=== EXTRACTED INFORMATION ===
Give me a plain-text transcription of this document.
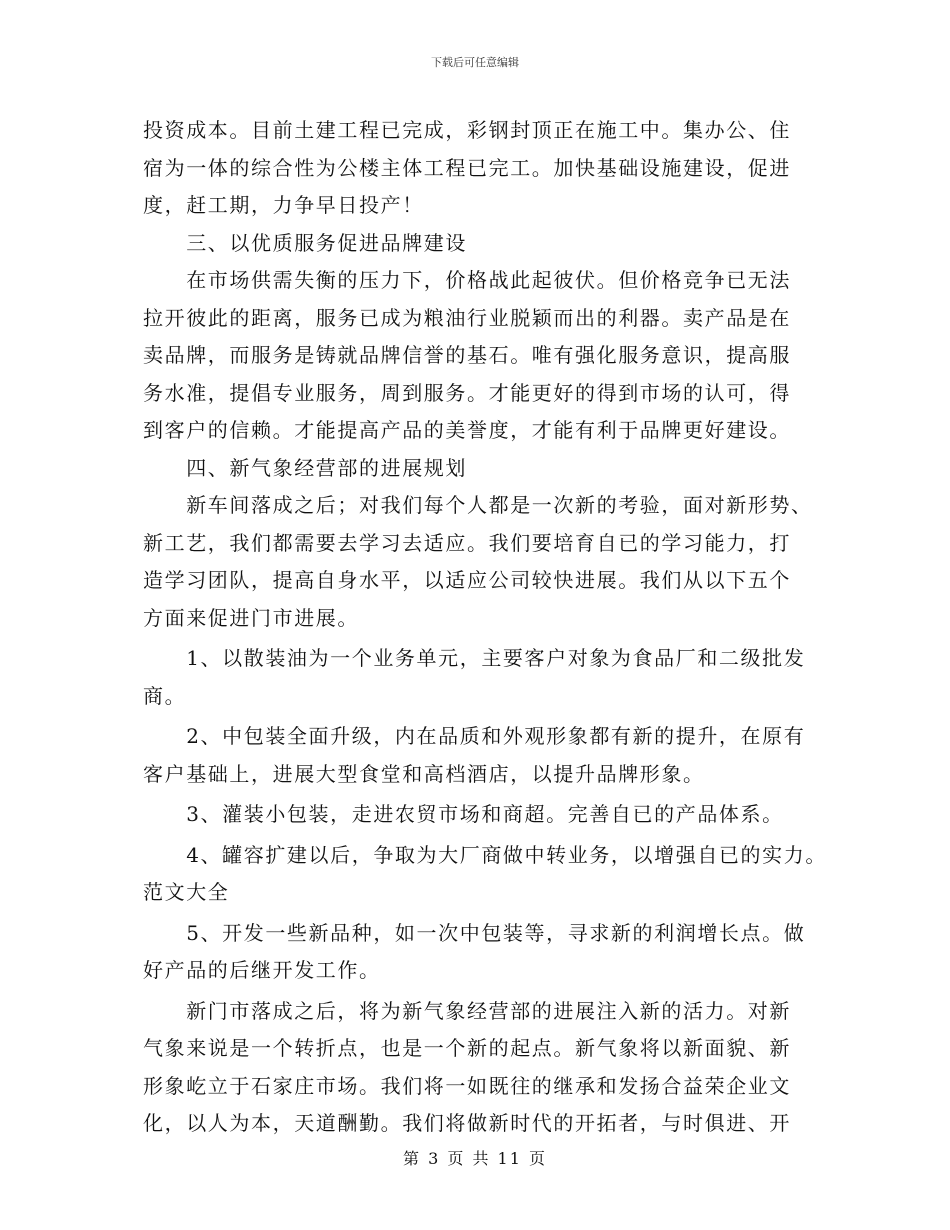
下载后可任意编辑
投资成本。目前土建工程已完成，彩钢封顶正在施工中。集办公、住
宿为一体的综合性为公楼主体工程已完工。加快基础设施建设，促进
度，赶工期，力争早日投产！
　　三、以优质服务促进品牌建设
　　在市场供需失衡的压力下，价格战此起彼伏。但价格竞争已无法
拉开彼此的距离，服务已成为粮油行业脱颖而出的利器。卖产品是在
卖品牌，而服务是铸就品牌信誉的基石。唯有强化服务意识，提高服
务水准，提倡专业服务，周到服务。才能更好的得到市场的认可，得
到客户的信赖。才能提高产品的美誉度，才能有利于品牌更好建设。
　　四、新气象经营部的进展规划
　　新车间落成之后；对我们每个人都是一次新的考验，面对新形势、
新工艺，我们都需要去学习去适应。我们要培育自已的学习能力，打
造学习团队，提高自身水平，以适应公司较快进展。我们从以下五个
方面来促进门市进展。
　　1、以散装油为一个业务单元，主要客户对象为食品厂和二级批发
商。
　　2、中包装全面升级，内在品质和外观形象都有新的提升，在原有
客户基础上，进展大型食堂和高档酒店，以提升品牌形象。
　　3、灌装小包装，走进农贸市场和商超。完善自已的产品体系。
　　4、罐容扩建以后，争取为大厂商做中转业务，以增强自已的实力。
范文大全
　　5、开发一些新品种，如一次中包装等，寻求新的利润增长点。做
好产品的后继开发工作。
　　新门市落成之后，将为新气象经营部的进展注入新的活力。对新
气象来说是一个转折点，也是一个新的起点。新气象将以新面貌、新
形象屹立于石家庄市场。我们将一如既往的继承和发扬合益荣企业文
化，以人为本，天道酬勤。我们将做新时代的开拓者，与时俱进、开
第 3 页 共 11 页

=== TASK TO CARRY OUT ===
Transcribe each entry above exactly, apart from the pictures.

=== RESULT FOR THIS EXERCISE ===
Give me a plain-text transcription of this document.
下载后可任意编辑
投资成本。目前土建工程已完成，彩钢封顶正在施工中。集办公、住
宿为一体的综合性为公楼主体工程已完工。加快基础设施建设，促进
度，赶工期，力争早日投产！
　　三、以优质服务促进品牌建设
　　在市场供需失衡的压力下，价格战此起彼伏。但价格竞争已无法
拉开彼此的距离，服务已成为粮油行业脱颖而出的利器。卖产品是在
卖品牌，而服务是铸就品牌信誉的基石。唯有强化服务意识，提高服
务水准，提倡专业服务，周到服务。才能更好的得到市场的认可，得
到客户的信赖。才能提高产品的美誉度，才能有利于品牌更好建设。
　　四、新气象经营部的进展规划
　　新车间落成之后；对我们每个人都是一次新的考验，面对新形势、
新工艺，我们都需要去学习去适应。我们要培育自已的学习能力，打
造学习团队，提高自身水平，以适应公司较快进展。我们从以下五个
方面来促进门市进展。
　　1、以散装油为一个业务单元，主要客户对象为食品厂和二级批发
商。
　　2、中包装全面升级，内在品质和外观形象都有新的提升，在原有
客户基础上，进展大型食堂和高档酒店，以提升品牌形象。
　　3、灌装小包装，走进农贸市场和商超。完善自已的产品体系。
　　4、罐容扩建以后，争取为大厂商做中转业务，以增强自已的实力。
范文大全
　　5、开发一些新品种，如一次中包装等，寻求新的利润增长点。做
好产品的后继开发工作。
　　新门市落成之后，将为新气象经营部的进展注入新的活力。对新
气象来说是一个转折点，也是一个新的起点。新气象将以新面貌、新
形象屹立于石家庄市场。我们将一如既往的继承和发扬合益荣企业文
化，以人为本，天道酬勤。我们将做新时代的开拓者，与时俱进、开
第 3 页 共 11 页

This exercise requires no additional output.